- **LISTED ENTRIES**
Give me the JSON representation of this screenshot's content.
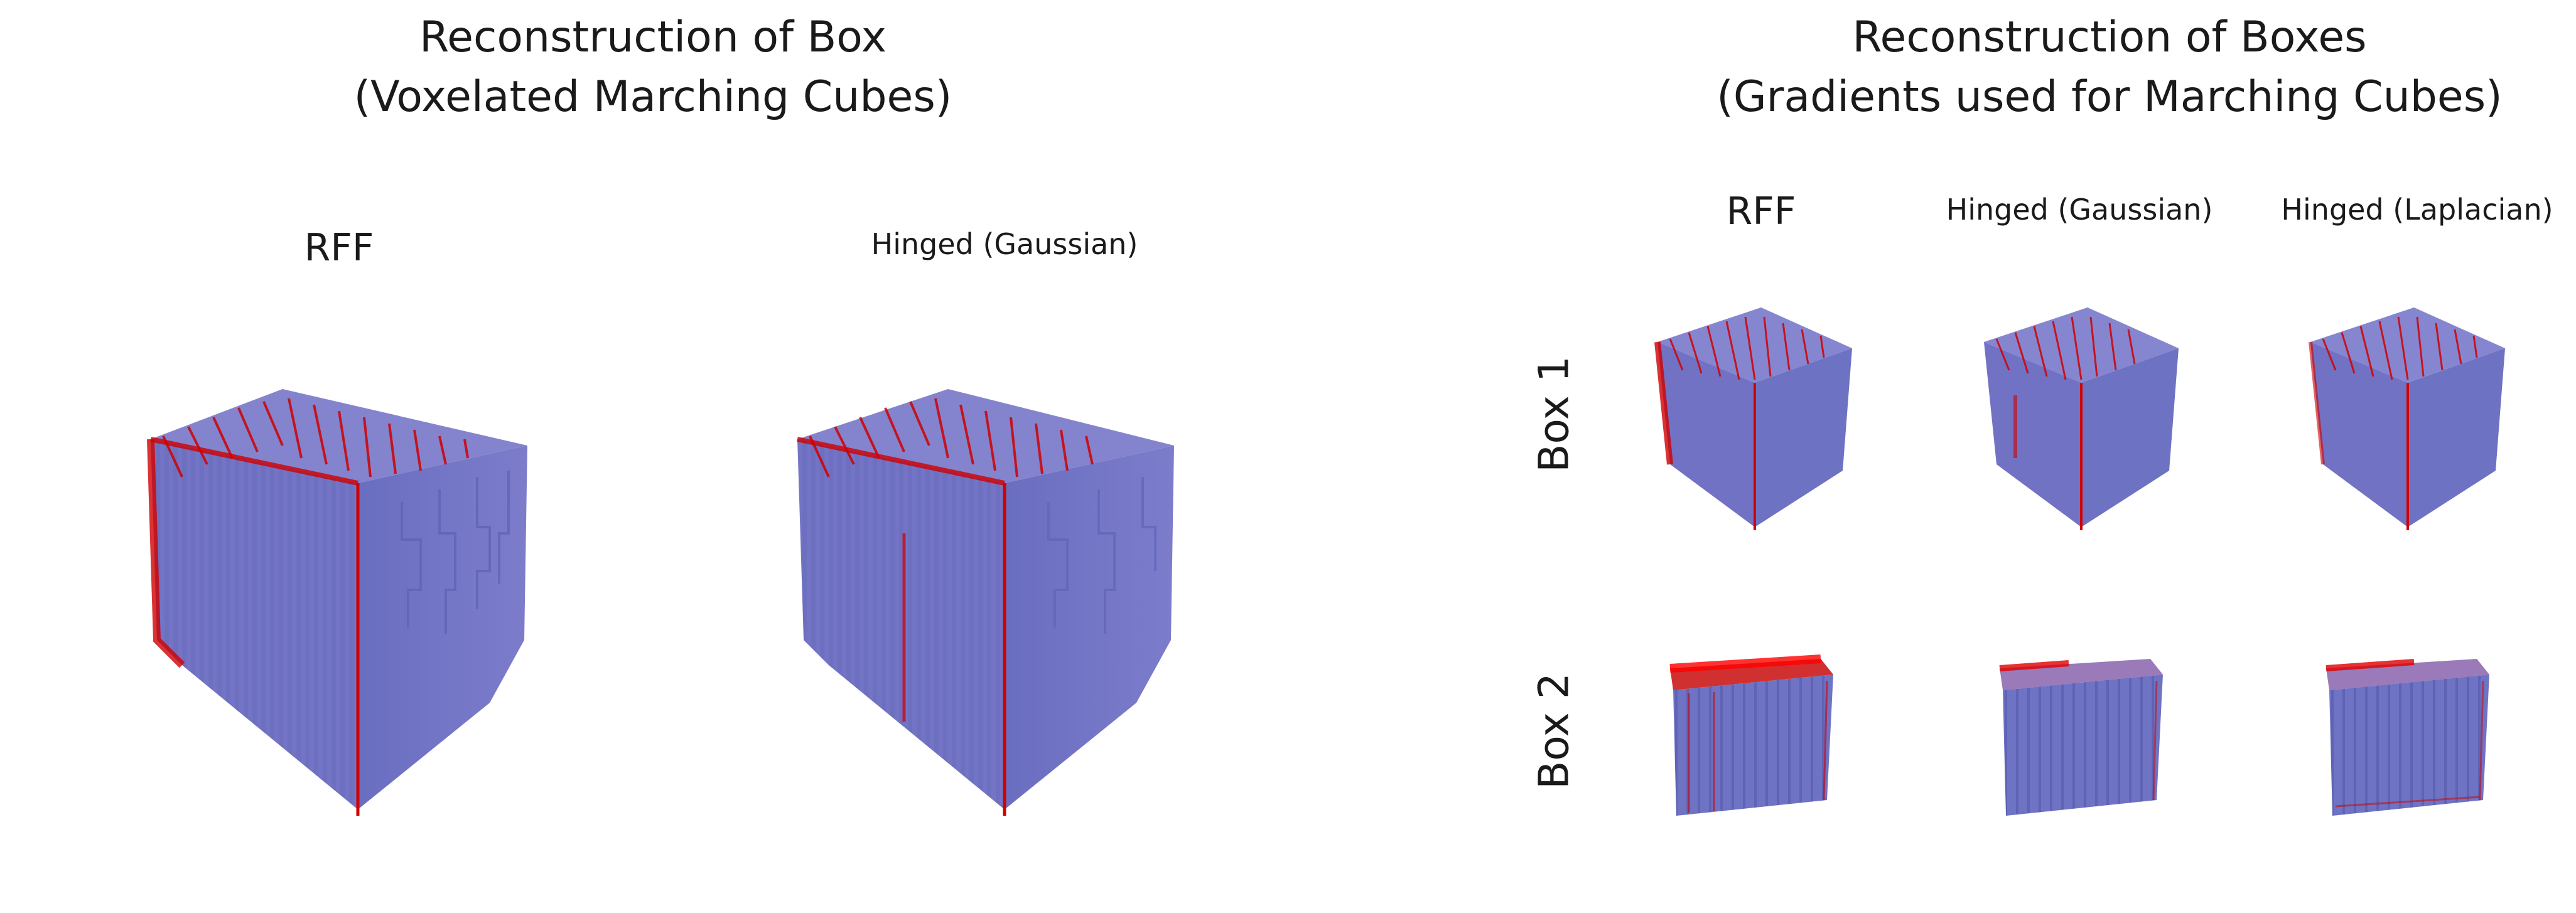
{
  "left_figure": {
    "title_line1": "Reconstruction of Box",
    "title_line2": "(Voxelated Marching Cubes)",
    "columns": [
      "RFF",
      "Hinged (Gaussian)"
    ]
  },
  "right_figure": {
    "title_line1": "Reconstruction of Boxes",
    "title_line2": "(Gradients used for Marching Cubes)",
    "columns": [
      "RFF",
      "Hinged (Gaussian)",
      "Hinged (Laplacian)"
    ],
    "rows": [
      "Box 1",
      "Box 2"
    ]
  },
  "colors": {
    "mesh_front": "#7676c8",
    "mesh_side": "#6e72c2",
    "mesh_top": "#8a8ad2",
    "gradient_arrows": "#e00000"
  }
}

- **PROBLEM**
Retype the whole listing exactly and leave the pictures out.

- **RESULT**
Give me the JSON representation of this screenshot's content.
{
  "left_figure": {
    "title_line1": "Reconstruction of Box",
    "title_line2": "(Voxelated Marching Cubes)",
    "columns": [
      "RFF",
      "Hinged (Gaussian)"
    ]
  },
  "right_figure": {
    "title_line1": "Reconstruction of Boxes",
    "title_line2": "(Gradients used for Marching Cubes)",
    "columns": [
      "RFF",
      "Hinged (Gaussian)",
      "Hinged (Laplacian)"
    ],
    "rows": [
      "Box 1",
      "Box 2"
    ]
  },
  "colors": {
    "mesh_front": "#7676c8",
    "mesh_side": "#6e72c2",
    "mesh_top": "#8a8ad2",
    "gradient_arrows": "#e00000"
  }
}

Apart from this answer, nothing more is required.